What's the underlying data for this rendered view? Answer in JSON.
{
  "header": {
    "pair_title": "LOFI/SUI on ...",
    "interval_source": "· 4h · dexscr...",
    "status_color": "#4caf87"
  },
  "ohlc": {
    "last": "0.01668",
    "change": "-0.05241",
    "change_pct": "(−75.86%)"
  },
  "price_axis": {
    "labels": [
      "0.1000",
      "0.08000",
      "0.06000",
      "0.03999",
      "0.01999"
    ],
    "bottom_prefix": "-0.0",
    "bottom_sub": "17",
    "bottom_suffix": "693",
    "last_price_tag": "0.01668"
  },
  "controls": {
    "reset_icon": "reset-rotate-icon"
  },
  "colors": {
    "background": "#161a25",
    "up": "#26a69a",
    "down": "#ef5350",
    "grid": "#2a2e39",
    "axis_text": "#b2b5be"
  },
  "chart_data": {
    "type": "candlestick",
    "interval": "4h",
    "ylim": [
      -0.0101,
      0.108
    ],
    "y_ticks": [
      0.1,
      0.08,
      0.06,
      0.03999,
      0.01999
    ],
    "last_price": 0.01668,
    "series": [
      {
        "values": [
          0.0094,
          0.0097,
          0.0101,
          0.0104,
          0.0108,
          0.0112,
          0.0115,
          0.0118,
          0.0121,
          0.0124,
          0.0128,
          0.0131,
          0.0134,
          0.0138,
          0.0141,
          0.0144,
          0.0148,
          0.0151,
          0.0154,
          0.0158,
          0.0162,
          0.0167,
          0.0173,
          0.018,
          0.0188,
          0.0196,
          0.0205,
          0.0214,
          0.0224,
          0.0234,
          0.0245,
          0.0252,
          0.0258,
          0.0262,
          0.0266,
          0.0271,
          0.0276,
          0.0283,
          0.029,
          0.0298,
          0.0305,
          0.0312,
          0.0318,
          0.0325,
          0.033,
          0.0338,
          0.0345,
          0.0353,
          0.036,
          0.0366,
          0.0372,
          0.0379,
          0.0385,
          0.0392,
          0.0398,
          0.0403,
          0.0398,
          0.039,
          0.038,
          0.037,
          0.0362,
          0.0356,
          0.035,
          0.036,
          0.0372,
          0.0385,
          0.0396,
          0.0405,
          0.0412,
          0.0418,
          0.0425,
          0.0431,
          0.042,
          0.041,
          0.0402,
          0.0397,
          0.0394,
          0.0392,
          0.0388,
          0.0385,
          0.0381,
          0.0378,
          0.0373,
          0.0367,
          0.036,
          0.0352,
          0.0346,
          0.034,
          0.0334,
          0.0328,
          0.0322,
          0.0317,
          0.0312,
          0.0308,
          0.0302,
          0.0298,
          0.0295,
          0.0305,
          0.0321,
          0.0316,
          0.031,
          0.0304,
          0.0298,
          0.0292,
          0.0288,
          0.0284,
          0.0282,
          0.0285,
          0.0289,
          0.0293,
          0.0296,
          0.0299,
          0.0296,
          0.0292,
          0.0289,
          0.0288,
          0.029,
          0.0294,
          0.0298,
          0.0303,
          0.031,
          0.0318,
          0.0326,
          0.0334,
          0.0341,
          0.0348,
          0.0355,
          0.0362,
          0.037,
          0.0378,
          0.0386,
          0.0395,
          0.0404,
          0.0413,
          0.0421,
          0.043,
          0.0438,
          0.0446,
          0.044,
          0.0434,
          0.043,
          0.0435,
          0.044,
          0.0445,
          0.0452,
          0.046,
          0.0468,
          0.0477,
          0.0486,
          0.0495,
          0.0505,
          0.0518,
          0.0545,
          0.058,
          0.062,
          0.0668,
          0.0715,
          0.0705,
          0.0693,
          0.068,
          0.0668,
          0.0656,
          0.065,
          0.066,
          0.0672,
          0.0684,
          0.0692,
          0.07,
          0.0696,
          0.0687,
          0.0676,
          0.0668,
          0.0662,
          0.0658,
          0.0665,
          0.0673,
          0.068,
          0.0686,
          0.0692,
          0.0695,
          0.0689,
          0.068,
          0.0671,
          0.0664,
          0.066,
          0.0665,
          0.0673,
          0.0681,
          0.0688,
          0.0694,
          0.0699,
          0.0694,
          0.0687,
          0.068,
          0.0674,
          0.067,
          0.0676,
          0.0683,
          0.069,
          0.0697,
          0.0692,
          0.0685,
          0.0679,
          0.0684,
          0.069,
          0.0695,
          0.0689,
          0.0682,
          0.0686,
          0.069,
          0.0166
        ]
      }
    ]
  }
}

+++

- YOUR INSTRUCTIONS
Return every line exactly.

- REPLY TO THE TASK
What's the underlying data for this rendered view? Answer in JSON.
{
  "header": {
    "pair_title": "LOFI/SUI on ...",
    "interval_source": "· 4h · dexscr...",
    "status_color": "#4caf87"
  },
  "ohlc": {
    "last": "0.01668",
    "change": "-0.05241",
    "change_pct": "(−75.86%)"
  },
  "price_axis": {
    "labels": [
      "0.1000",
      "0.08000",
      "0.06000",
      "0.03999",
      "0.01999"
    ],
    "bottom_prefix": "-0.0",
    "bottom_sub": "17",
    "bottom_suffix": "693",
    "last_price_tag": "0.01668"
  },
  "controls": {
    "reset_icon": "reset-rotate-icon"
  },
  "colors": {
    "background": "#161a25",
    "up": "#26a69a",
    "down": "#ef5350",
    "grid": "#2a2e39",
    "axis_text": "#b2b5be"
  },
  "chart_data": {
    "type": "candlestick",
    "interval": "4h",
    "ylim": [
      -0.0101,
      0.108
    ],
    "y_ticks": [
      0.1,
      0.08,
      0.06,
      0.03999,
      0.01999
    ],
    "last_price": 0.01668,
    "series": [
      {
        "values": [
          0.0094,
          0.0097,
          0.0101,
          0.0104,
          0.0108,
          0.0112,
          0.0115,
          0.0118,
          0.0121,
          0.0124,
          0.0128,
          0.0131,
          0.0134,
          0.0138,
          0.0141,
          0.0144,
          0.0148,
          0.0151,
          0.0154,
          0.0158,
          0.0162,
          0.0167,
          0.0173,
          0.018,
          0.0188,
          0.0196,
          0.0205,
          0.0214,
          0.0224,
          0.0234,
          0.0245,
          0.0252,
          0.0258,
          0.0262,
          0.0266,
          0.0271,
          0.0276,
          0.0283,
          0.029,
          0.0298,
          0.0305,
          0.0312,
          0.0318,
          0.0325,
          0.033,
          0.0338,
          0.0345,
          0.0353,
          0.036,
          0.0366,
          0.0372,
          0.0379,
          0.0385,
          0.0392,
          0.0398,
          0.0403,
          0.0398,
          0.039,
          0.038,
          0.037,
          0.0362,
          0.0356,
          0.035,
          0.036,
          0.0372,
          0.0385,
          0.0396,
          0.0405,
          0.0412,
          0.0418,
          0.0425,
          0.0431,
          0.042,
          0.041,
          0.0402,
          0.0397,
          0.0394,
          0.0392,
          0.0388,
          0.0385,
          0.0381,
          0.0378,
          0.0373,
          0.0367,
          0.036,
          0.0352,
          0.0346,
          0.034,
          0.0334,
          0.0328,
          0.0322,
          0.0317,
          0.0312,
          0.0308,
          0.0302,
          0.0298,
          0.0295,
          0.0305,
          0.0321,
          0.0316,
          0.031,
          0.0304,
          0.0298,
          0.0292,
          0.0288,
          0.0284,
          0.0282,
          0.0285,
          0.0289,
          0.0293,
          0.0296,
          0.0299,
          0.0296,
          0.0292,
          0.0289,
          0.0288,
          0.029,
          0.0294,
          0.0298,
          0.0303,
          0.031,
          0.0318,
          0.0326,
          0.0334,
          0.0341,
          0.0348,
          0.0355,
          0.0362,
          0.037,
          0.0378,
          0.0386,
          0.0395,
          0.0404,
          0.0413,
          0.0421,
          0.043,
          0.0438,
          0.0446,
          0.044,
          0.0434,
          0.043,
          0.0435,
          0.044,
          0.0445,
          0.0452,
          0.046,
          0.0468,
          0.0477,
          0.0486,
          0.0495,
          0.0505,
          0.0518,
          0.0545,
          0.058,
          0.062,
          0.0668,
          0.0715,
          0.0705,
          0.0693,
          0.068,
          0.0668,
          0.0656,
          0.065,
          0.066,
          0.0672,
          0.0684,
          0.0692,
          0.07,
          0.0696,
          0.0687,
          0.0676,
          0.0668,
          0.0662,
          0.0658,
          0.0665,
          0.0673,
          0.068,
          0.0686,
          0.0692,
          0.0695,
          0.0689,
          0.068,
          0.0671,
          0.0664,
          0.066,
          0.0665,
          0.0673,
          0.0681,
          0.0688,
          0.0694,
          0.0699,
          0.0694,
          0.0687,
          0.068,
          0.0674,
          0.067,
          0.0676,
          0.0683,
          0.069,
          0.0697,
          0.0692,
          0.0685,
          0.0679,
          0.0684,
          0.069,
          0.0695,
          0.0689,
          0.0682,
          0.0686,
          0.069,
          0.0166
        ]
      }
    ]
  }
}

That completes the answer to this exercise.